## Goal:
Identify each line in the records below that contains the word "this", and copy it.

(Items from a data source)
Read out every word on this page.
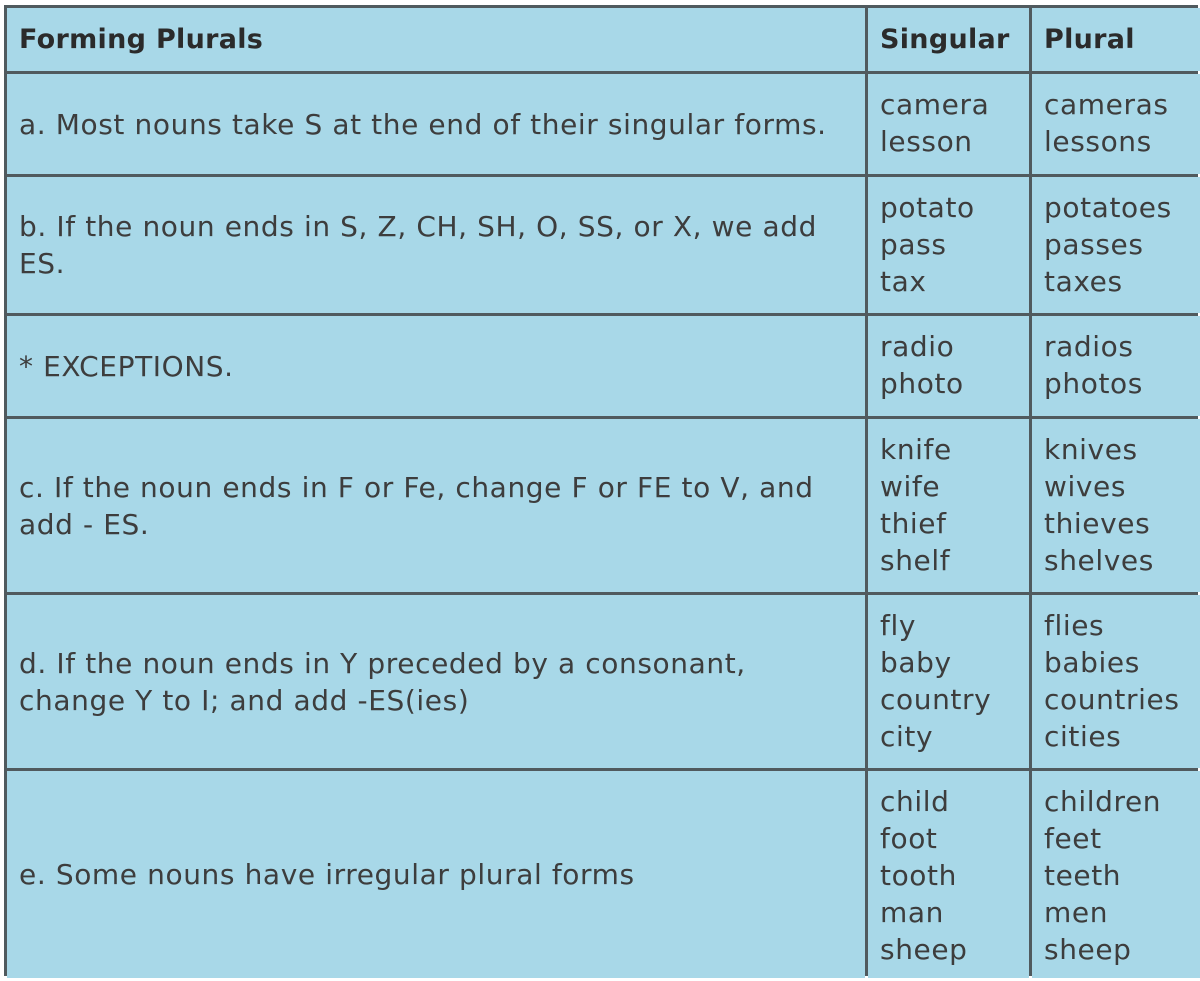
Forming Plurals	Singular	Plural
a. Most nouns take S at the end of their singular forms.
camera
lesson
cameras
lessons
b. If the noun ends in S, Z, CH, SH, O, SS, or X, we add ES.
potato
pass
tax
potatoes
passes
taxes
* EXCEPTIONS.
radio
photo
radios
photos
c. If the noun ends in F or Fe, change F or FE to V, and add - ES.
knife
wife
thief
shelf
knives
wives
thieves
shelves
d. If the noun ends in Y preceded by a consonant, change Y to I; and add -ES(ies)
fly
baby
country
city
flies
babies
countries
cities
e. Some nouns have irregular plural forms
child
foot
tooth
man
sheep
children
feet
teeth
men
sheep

==

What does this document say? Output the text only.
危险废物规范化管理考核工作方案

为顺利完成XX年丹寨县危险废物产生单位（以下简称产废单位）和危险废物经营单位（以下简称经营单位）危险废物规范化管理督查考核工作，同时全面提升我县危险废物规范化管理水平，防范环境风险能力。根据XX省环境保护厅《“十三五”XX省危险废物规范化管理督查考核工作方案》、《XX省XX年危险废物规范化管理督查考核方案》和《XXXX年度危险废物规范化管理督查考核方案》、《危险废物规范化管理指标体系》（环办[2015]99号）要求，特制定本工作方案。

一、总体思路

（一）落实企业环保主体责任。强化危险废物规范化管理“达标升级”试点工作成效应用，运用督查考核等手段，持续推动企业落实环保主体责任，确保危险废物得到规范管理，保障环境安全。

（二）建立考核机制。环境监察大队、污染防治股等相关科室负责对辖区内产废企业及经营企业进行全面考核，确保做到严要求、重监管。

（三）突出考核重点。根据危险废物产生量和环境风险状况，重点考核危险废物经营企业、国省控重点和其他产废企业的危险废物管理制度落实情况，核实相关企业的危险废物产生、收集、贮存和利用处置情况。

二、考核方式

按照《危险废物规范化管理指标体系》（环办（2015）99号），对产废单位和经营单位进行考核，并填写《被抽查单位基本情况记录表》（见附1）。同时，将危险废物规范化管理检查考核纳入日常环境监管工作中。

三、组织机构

## Solution:
Read out every word on this page.
What does this document say? Output the text only.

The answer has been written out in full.